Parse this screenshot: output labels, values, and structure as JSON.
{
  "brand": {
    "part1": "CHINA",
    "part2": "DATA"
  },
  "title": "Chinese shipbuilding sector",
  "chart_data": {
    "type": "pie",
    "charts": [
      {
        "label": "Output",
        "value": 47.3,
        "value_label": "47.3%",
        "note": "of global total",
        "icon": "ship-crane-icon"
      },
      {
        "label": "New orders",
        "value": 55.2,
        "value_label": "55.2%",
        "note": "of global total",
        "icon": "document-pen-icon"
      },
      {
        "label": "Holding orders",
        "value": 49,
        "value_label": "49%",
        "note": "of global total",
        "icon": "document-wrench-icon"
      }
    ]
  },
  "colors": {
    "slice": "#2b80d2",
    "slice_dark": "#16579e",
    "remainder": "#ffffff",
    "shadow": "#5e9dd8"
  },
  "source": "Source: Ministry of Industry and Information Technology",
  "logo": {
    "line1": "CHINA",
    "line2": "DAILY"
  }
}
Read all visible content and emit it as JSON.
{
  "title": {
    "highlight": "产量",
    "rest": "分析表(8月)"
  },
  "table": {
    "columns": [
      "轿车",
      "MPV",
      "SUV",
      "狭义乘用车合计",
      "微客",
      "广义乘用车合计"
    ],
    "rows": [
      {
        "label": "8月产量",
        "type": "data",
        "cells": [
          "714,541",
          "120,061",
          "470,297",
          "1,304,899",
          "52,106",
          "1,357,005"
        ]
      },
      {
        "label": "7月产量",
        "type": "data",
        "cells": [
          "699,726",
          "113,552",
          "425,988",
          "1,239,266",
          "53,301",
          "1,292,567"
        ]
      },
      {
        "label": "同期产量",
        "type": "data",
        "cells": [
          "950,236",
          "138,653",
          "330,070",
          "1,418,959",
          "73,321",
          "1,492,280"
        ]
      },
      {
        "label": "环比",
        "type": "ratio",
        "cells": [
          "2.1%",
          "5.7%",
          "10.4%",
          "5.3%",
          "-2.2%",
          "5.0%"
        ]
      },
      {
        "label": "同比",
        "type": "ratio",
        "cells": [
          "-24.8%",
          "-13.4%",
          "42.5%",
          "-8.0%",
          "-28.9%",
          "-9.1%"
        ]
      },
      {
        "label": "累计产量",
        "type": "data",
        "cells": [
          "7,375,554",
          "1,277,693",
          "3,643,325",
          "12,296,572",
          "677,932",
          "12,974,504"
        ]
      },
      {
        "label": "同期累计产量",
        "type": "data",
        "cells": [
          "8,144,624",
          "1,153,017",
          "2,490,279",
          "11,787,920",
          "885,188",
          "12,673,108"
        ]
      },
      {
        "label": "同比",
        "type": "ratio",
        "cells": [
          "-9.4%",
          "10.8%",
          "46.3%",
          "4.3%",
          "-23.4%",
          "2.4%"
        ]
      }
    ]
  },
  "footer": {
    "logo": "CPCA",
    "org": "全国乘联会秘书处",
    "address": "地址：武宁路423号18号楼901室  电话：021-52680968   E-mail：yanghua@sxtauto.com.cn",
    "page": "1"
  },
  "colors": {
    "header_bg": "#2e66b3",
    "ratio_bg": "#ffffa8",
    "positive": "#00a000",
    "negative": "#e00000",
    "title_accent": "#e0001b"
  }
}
======
> SET EXERCISE: Scan the listing above for the word "JSON" and copy every line that holds it.

> FINISHED EXERCISE:
Parse this screenshot: output labels, values, and structure as JSON.
Read all visible content and emit it as JSON.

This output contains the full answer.